BRANO DI RIFERIMENTO –
--

Il mondo grida allo sdegno per la tragica esecuzione della coppia cristiana del Pakistan, bruciata viva in una fornace, lunedì scorso, da una folla inferocita di almeno 400 persone, aizzata da un leader religioso locale per una presunta vicenda di blasfemia.
“Un fatto tragico. Attaccare e bruciare vivi due innocenti sulla base di mere illazioni è una presa in giro del sistema giudiziario”, commenta il vescovo di Islamabad/Rawalpindi mons. Rufin Anthony all’agenzia AsiaNews. I due, Shahzad e Shama, rispettivamente di 26 e 24 anni, genitori di quattro figli, sono stati tenuti come ostaggio per alcuni giorni, per poi essere prelevati e portati in un mattonificio del distretto di Kasur, a circa 60 km da Lahore, nella provincia pakistana del Punjab. Lì la tragica esecuzione: prima lapidati, poi bruciati vivi.
Gli autori della brutale violenza sono fuggiti, facendo disperdere le proprie tracce. Per ora la polizia ha fermato almeno 45 persone per degli interrogatori, ma non vi sono incriminazioni ufficiali.
“In passato abbiamo visto folle – aggiunge il prelato – esercitare pressioni e farsi giustizia da sé, mentre i leader religiosi si sono ben guardati dall’esprimere parole di condanna. Anzi, hanno quasi incentivato la vendetta personale. Se fossero stati presi opportuni provvedimenti in passato, forse questa barbarie sarebbe stata scongiurata”.

--

DATI DA ESAMINARE –
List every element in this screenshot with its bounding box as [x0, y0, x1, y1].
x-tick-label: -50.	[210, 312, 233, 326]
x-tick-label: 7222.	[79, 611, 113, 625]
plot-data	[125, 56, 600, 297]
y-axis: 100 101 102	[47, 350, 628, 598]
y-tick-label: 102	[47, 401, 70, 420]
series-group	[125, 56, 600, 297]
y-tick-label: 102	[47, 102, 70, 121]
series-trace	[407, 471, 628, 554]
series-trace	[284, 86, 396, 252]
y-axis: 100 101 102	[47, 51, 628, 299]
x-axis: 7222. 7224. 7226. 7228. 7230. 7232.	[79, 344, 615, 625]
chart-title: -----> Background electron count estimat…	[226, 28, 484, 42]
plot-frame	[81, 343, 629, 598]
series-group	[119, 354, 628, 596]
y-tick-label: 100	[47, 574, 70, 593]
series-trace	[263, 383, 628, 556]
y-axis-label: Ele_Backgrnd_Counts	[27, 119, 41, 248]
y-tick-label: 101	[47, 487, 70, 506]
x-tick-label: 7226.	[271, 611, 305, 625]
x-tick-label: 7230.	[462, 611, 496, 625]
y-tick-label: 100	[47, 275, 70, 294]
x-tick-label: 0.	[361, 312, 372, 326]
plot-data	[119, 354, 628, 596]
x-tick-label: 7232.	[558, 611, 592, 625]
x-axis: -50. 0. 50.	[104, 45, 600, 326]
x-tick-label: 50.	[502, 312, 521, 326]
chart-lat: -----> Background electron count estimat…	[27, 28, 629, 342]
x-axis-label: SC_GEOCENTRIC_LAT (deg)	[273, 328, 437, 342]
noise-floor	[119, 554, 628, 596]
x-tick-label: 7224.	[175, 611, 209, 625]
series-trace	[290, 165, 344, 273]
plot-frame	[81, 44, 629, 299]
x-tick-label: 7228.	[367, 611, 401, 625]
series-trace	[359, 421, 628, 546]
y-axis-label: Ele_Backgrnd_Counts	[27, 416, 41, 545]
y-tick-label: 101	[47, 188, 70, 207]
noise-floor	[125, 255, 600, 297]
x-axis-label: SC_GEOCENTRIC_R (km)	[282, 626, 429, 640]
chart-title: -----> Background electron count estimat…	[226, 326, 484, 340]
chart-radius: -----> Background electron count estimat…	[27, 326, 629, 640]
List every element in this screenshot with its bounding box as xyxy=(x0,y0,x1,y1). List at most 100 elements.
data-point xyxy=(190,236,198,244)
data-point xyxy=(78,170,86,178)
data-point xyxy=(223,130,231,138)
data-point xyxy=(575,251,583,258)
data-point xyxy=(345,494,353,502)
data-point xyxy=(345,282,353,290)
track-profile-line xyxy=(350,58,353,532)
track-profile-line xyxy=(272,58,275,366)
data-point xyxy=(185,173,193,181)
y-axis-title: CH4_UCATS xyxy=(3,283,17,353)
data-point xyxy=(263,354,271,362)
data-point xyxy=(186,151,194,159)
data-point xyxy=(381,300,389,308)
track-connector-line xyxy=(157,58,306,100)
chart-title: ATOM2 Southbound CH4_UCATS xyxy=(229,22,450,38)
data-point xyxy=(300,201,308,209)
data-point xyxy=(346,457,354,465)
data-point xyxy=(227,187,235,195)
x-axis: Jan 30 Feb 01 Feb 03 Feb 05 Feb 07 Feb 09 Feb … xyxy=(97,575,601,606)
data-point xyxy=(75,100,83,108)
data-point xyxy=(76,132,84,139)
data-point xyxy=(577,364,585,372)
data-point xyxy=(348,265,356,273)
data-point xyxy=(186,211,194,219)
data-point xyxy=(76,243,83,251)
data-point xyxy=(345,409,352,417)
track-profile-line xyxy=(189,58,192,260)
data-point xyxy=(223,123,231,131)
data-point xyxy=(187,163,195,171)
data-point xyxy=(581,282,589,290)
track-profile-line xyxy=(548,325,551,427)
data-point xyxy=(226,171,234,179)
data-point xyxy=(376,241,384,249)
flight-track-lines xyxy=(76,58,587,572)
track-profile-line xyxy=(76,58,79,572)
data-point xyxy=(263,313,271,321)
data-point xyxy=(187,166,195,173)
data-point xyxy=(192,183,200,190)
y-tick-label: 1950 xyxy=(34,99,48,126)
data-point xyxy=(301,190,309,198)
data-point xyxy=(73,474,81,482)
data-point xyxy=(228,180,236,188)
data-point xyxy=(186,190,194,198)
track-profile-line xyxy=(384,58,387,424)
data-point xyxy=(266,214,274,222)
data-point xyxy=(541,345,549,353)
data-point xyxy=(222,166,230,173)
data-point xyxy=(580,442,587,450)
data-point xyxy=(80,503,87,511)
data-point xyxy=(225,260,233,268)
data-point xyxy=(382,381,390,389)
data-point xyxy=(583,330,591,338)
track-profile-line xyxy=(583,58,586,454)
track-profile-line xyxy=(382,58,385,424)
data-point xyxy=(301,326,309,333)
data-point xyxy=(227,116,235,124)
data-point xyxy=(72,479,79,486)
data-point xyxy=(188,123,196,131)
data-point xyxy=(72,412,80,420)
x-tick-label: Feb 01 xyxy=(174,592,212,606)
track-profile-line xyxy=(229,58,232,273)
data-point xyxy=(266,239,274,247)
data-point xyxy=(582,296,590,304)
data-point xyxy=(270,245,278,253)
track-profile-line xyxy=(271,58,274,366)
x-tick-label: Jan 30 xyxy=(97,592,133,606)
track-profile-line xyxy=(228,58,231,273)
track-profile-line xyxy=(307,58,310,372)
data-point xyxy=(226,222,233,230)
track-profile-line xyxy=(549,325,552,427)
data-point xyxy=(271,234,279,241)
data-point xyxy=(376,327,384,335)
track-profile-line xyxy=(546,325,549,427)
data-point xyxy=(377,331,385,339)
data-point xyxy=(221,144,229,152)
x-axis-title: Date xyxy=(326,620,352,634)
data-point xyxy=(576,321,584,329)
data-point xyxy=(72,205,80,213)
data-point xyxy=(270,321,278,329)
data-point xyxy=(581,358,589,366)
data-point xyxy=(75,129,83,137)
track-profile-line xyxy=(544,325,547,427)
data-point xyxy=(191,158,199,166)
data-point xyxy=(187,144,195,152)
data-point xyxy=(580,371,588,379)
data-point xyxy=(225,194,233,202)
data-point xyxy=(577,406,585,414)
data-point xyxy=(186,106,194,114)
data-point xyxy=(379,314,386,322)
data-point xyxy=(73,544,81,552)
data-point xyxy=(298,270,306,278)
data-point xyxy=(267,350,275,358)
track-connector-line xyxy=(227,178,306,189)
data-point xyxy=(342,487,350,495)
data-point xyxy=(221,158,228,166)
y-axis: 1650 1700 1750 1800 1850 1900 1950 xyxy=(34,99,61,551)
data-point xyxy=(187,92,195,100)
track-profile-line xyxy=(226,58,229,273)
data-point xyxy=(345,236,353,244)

--

SERIE DI COMPITI –
(a) Ricopi dall'articolo sulla coppia cristiana uccisa in Pakistan il passo che comincia con "Il mondo grida" e prosegue fino a "vicenda di blasfemia.".
(b) Secondo l'articolo sulla coppia cristiana uccisa in Pakistan, quante persone ha fermato finora la polizia per gli interrogatori?
(c) Prosegua l'articolo sulla coppia cristiana uccisa in Pakistan, riprendendo dopo l'ultima frase riportata.

RISPOSTE SCRITTE –
(a)
Il mondo grida allo sdegno per la tragica esecuzione della coppia cristiana del Pakistan, bruciata viva in una fornace, lunedì scorso, da una folla inferocita di almeno 400 persone, aizzata da un leader religioso locale per una presunta vicenda di blasfemia.

(b) Almeno 45 persone.

(c)
I quattro figli della coppia – riferisce AsiaNews – si trovano al momento in una località sconosciuta e non si hanno notizie circa la loro sorte.
Intanto in Pakistan si grida all’orrore per l’accaduto: leader religiosi cristiani, attivisti pro diritti umani e membri della società civile sono sconcertati di una tale brutalità. Questo fatto “getta un’ombra sulla nazione”, ha dichiarato Peter Jacob, già segretario esecutivo di Giustizia e Pace della Chiesa cattolica pakistana, manifestando “tutto il cordoglio alla famiglia delle vittime” e auspicando che il governo “garantisca una volta per tutte sicurezza alle minoranze”.
Scioccato e preoccupato anche il domenicano padre James Channan, direttore del “Peace Center” di Lahore, Centro studi impegnato nel dialogo interreligioso. Commentando l’omicidio della coppia a Fides, il religioso dice: “I cristiani in Pakistan oggi si chiedono: in che Paese viviamo? L’orribile e barbara esecuzione di due coniugi cristiani, accusati di blasfemia, è un atto che offende la giustizia, i diritti umani, la dignità umana, la civiltà, ed è contrario allo stato di diritto. Oggi manifesteremo per la giustizia e per i diritti umani a Lahore. Sulla legge sulla blasfemia, chiediamo l’intervento dell’Onu”.
Dal canto suo – riferisce la Radio Vaticana – il Consiglio degli Ulema del Pakistan (Puc) chiede “un’inchiesta imparziale sull’incidente”. In una nota, Muhammad Tahir Ashrafi, presidente del Puc, condanna la violenza, esprimendo “profondo dolore” per l’accaduto, e afferma che “esso non sarebbe avvenuto se la polizia locale non avesse mostrato negligenza”. Se la coppia era davvero colpevole, si chiede il Puc, “perché la polizia non li ha arrestati, dopo la denuncia dei residenti locali? Oppure, se non erano colpevoli, perché non è stata offerta loro immediata protezione, in vista della reazione scomposta della gente?”.